Requirements> Copy each of the items below word for word, keeping every line as it stands.

— START OF Data supplied —

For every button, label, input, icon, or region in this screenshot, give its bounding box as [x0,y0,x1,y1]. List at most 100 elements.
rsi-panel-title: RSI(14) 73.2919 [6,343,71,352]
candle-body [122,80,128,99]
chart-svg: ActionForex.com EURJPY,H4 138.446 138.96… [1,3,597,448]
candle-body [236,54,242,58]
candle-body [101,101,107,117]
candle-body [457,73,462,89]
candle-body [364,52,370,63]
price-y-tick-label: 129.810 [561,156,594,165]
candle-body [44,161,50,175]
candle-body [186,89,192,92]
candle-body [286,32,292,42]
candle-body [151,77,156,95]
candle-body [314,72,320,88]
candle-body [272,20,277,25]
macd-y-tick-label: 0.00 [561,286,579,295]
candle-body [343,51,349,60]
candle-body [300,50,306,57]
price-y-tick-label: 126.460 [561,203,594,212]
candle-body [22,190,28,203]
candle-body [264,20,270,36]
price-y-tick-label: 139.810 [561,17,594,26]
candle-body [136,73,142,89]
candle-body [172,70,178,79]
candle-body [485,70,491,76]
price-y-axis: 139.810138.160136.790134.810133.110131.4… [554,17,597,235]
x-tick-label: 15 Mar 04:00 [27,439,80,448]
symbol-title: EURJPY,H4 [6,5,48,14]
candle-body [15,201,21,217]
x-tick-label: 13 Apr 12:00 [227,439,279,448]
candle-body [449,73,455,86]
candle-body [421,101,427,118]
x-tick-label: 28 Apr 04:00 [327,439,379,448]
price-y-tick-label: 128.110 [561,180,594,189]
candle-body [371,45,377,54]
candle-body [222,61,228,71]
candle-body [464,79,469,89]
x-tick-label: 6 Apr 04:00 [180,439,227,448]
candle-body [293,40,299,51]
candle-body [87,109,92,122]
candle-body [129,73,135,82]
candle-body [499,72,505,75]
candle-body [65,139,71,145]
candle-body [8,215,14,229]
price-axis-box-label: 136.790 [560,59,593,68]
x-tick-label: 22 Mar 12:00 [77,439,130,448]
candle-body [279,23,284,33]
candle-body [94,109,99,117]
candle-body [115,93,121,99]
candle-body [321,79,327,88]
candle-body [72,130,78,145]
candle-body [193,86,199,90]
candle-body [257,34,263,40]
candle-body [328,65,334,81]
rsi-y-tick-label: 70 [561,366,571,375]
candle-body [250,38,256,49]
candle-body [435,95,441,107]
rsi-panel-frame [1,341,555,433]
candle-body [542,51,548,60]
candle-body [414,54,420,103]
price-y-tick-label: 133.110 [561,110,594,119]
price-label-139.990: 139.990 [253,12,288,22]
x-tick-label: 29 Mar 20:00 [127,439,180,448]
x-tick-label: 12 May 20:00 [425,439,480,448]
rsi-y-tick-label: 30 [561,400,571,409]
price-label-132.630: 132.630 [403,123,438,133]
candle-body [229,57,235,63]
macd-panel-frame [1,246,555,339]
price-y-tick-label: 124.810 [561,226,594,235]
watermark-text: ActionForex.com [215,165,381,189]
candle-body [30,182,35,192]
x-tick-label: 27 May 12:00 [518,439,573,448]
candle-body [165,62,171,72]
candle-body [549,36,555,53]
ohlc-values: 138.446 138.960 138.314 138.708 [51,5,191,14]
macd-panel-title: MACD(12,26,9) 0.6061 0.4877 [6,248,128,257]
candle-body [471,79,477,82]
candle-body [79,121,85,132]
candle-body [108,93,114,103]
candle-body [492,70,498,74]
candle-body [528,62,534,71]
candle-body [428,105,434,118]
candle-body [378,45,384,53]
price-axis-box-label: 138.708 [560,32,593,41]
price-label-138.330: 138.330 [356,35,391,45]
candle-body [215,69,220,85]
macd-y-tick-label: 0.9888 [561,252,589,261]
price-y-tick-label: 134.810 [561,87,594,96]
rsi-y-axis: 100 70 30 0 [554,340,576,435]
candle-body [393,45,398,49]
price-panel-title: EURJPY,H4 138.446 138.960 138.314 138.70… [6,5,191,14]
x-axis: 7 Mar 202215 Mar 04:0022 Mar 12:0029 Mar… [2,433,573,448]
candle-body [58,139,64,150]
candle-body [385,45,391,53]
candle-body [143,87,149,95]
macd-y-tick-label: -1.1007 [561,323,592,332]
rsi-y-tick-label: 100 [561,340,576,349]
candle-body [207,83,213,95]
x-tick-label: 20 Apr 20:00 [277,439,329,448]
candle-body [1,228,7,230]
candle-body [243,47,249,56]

— END OF Data supplied —

Response>
For every button, label, input, icon, or region in this screenshot, give its bounding box as [x0,y0,x1,y1]. List at most 100 elements.
rsi-panel-title: RSI(14) 73.2919 [6,343,71,352]
candle-body [122,80,128,99]
chart-svg: ActionForex.com EURJPY,H4 138.446 138.96… [1,3,597,448]
candle-body [236,54,242,58]
candle-body [101,101,107,117]
candle-body [457,73,462,89]
candle-body [364,52,370,63]
price-y-tick-label: 129.810 [561,156,594,165]
candle-body [44,161,50,175]
candle-body [186,89,192,92]
candle-body [286,32,292,42]
candle-body [151,77,156,95]
candle-body [314,72,320,88]
candle-body [272,20,277,25]
macd-y-tick-label: 0.00 [561,286,579,295]
candle-body [343,51,349,60]
candle-body [300,50,306,57]
price-y-tick-label: 126.460 [561,203,594,212]
candle-body [22,190,28,203]
candle-body [264,20,270,36]
price-y-tick-label: 139.810 [561,17,594,26]
candle-body [136,73,142,89]
candle-body [172,70,178,79]
candle-body [485,70,491,76]
price-y-axis: 139.810138.160136.790134.810133.110131.4… [554,17,597,235]
x-tick-label: 15 Mar 04:00 [27,439,80,448]
symbol-title: EURJPY,H4 [6,5,48,14]
candle-body [15,201,21,217]
x-tick-label: 13 Apr 12:00 [227,439,279,448]
candle-body [449,73,455,86]
candle-body [421,101,427,118]
x-tick-label: 28 Apr 04:00 [327,439,379,448]
price-y-tick-label: 128.110 [561,180,594,189]
candle-body [371,45,377,54]
candle-body [222,61,228,71]
candle-body [464,79,469,89]
x-tick-label: 6 Apr 04:00 [180,439,227,448]
candle-body [293,40,299,51]
candle-body [87,109,92,122]
candle-body [129,73,135,82]
candle-body [499,72,505,75]
candle-body [65,139,71,145]
candle-body [8,215,14,229]
price-axis-box-label: 136.790 [560,59,593,68]
x-tick-label: 22 Mar 12:00 [77,439,130,448]
candle-body [279,23,284,33]
candle-body [94,109,99,117]
candle-body [115,93,121,99]
candle-body [321,79,327,88]
candle-body [72,130,78,145]
candle-body [193,86,199,90]
candle-body [257,34,263,40]
candle-body [328,65,334,81]
rsi-y-tick-label: 70 [561,366,571,375]
candle-body [250,38,256,49]
candle-body [435,95,441,107]
rsi-panel-frame [1,341,555,433]
candle-body [542,51,548,60]
candle-body [414,54,420,103]
price-y-tick-label: 133.110 [561,110,594,119]
price-label-139.990: 139.990 [253,12,288,22]
x-tick-label: 29 Mar 20:00 [127,439,180,448]
x-tick-label: 12 May 20:00 [425,439,480,448]
rsi-y-tick-label: 30 [561,400,571,409]
price-label-132.630: 132.630 [403,123,438,133]
candle-body [229,57,235,63]
macd-panel-frame [1,246,555,339]
price-y-tick-label: 124.810 [561,226,594,235]
watermark-text: ActionForex.com [215,165,381,189]
candle-body [30,182,35,192]
x-tick-label: 27 May 12:00 [518,439,573,448]
candle-body [165,62,171,72]
candle-body [549,36,555,53]
ohlc-values: 138.446 138.960 138.314 138.708 [51,5,191,14]
macd-panel-title: MACD(12,26,9) 0.6061 0.4877 [6,248,128,257]
candle-body [471,79,477,82]
candle-body [79,121,85,132]
candle-body [108,93,114,103]
candle-body [492,70,498,74]
candle-body [528,62,534,71]
candle-body [428,105,434,118]
candle-body [378,45,384,53]
price-axis-box-label: 138.708 [560,32,593,41]
price-label-138.330: 138.330 [356,35,391,45]
candle-body [215,69,220,85]
macd-y-tick-label: 0.9888 [561,252,589,261]
price-y-tick-label: 134.810 [561,87,594,96]
rsi-y-axis: 100 70 30 0 [554,340,576,435]
candle-body [393,45,398,49]
price-panel-title: EURJPY,H4 138.446 138.960 138.314 138.70… [6,5,191,14]
x-axis: 7 Mar 202215 Mar 04:0022 Mar 12:0029 Mar… [2,433,573,448]
candle-body [58,139,64,150]
candle-body [385,45,391,53]
candle-body [143,87,149,95]
macd-y-tick-label: -1.1007 [561,323,592,332]
rsi-y-tick-label: 100 [561,340,576,349]
candle-body [207,83,213,95]
x-tick-label: 20 Apr 20:00 [277,439,329,448]
candle-body [1,228,7,230]
candle-body [243,47,249,56]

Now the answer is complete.